— BEGIN ENTRIES SUPPLIED —

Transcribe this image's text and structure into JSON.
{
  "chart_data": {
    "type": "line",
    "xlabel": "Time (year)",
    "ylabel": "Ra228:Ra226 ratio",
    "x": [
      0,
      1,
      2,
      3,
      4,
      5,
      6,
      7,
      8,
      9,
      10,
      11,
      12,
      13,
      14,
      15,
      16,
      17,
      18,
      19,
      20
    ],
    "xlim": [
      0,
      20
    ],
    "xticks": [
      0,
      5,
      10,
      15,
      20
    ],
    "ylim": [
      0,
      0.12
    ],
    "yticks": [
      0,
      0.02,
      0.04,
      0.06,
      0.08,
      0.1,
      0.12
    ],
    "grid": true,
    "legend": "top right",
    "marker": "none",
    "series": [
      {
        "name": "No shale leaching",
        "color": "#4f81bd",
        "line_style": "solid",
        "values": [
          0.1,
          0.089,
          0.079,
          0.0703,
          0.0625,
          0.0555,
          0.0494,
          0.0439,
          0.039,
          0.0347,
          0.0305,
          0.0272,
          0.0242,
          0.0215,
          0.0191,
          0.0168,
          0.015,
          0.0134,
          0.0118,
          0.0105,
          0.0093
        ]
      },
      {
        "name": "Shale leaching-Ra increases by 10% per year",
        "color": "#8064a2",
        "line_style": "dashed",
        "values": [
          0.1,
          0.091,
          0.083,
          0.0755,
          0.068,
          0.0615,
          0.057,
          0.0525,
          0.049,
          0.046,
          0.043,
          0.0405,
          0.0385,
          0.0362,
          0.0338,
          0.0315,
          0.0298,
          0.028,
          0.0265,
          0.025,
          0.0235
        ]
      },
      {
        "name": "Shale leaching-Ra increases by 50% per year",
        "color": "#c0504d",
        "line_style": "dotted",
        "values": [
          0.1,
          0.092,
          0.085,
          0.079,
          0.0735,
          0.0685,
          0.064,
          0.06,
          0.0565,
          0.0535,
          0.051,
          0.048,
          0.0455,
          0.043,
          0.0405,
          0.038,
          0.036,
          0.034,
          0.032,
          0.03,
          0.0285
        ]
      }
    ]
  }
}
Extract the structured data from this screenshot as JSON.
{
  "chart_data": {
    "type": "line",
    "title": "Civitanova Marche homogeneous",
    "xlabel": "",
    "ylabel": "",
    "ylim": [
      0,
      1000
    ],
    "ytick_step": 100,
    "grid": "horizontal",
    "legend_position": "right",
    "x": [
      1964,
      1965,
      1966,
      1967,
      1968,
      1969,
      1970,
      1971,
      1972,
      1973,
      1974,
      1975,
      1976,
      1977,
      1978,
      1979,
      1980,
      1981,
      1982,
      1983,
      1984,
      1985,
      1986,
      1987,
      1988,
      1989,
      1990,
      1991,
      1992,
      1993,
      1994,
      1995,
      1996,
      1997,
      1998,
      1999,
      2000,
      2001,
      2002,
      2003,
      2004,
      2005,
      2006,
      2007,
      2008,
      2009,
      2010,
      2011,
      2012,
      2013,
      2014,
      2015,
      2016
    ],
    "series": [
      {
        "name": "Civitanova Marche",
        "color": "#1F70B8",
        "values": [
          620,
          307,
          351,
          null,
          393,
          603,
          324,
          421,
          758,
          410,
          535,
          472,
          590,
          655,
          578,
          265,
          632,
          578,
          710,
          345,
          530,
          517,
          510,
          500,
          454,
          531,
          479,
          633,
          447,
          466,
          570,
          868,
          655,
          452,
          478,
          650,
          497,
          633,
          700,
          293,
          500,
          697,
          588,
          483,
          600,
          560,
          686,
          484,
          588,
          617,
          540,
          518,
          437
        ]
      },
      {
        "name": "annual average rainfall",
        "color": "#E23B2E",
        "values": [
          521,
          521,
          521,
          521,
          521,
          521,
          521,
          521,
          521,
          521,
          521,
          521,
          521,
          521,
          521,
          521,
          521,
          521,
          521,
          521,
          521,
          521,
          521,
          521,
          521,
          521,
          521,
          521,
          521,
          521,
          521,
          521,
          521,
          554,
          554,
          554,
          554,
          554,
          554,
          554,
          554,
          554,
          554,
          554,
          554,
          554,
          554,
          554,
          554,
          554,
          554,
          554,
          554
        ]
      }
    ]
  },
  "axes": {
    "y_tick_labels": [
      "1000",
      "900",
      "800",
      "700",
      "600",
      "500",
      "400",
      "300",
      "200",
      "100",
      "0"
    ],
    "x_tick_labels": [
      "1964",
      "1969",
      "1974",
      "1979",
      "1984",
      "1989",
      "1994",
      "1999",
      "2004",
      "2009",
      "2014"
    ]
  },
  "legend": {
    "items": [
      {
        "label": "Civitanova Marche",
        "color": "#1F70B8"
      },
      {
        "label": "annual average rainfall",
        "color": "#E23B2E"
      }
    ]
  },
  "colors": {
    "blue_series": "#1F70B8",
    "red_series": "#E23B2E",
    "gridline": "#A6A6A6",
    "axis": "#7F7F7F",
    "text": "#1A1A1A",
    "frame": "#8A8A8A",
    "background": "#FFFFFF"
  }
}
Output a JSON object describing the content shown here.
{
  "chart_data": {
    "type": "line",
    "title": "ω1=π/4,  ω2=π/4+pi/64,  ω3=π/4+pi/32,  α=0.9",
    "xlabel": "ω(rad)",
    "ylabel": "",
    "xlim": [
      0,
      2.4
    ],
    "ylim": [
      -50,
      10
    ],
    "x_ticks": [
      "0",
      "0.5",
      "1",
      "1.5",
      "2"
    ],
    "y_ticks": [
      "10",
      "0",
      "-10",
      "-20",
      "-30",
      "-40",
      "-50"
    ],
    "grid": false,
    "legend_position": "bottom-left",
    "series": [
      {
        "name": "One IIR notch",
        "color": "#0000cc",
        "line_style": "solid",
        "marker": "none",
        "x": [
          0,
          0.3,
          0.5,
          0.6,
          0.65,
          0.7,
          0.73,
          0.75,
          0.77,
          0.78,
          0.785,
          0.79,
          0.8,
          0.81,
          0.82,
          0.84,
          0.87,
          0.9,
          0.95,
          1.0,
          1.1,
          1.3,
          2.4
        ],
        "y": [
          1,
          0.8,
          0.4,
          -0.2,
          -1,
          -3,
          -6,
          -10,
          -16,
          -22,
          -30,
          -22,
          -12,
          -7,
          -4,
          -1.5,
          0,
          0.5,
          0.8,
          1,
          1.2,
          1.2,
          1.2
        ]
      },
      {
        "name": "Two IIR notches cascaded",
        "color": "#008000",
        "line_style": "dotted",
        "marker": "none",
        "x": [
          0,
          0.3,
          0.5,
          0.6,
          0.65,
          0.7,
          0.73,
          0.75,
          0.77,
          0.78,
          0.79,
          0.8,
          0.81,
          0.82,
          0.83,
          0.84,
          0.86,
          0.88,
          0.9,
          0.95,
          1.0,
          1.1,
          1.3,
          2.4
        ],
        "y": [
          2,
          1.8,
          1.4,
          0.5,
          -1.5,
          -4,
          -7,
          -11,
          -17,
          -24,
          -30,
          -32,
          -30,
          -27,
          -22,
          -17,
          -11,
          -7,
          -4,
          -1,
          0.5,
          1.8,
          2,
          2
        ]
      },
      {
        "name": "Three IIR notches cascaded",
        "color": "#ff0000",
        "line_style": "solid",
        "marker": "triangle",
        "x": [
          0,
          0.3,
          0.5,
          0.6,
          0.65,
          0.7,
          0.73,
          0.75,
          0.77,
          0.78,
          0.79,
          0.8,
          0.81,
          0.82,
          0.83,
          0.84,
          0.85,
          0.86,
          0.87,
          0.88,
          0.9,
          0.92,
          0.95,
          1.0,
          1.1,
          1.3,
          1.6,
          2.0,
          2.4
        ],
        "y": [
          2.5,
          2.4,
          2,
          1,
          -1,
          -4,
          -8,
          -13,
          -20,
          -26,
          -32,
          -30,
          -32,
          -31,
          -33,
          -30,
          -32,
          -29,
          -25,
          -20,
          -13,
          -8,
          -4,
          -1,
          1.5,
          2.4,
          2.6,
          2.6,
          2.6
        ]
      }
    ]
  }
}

— END ENTRIES SUPPLIED —

(INSTRUCTION)
In the listing, how many lines hold "marker"? Answer with a bare number.

(RESPONSE FOR THIS EXERCISE)
4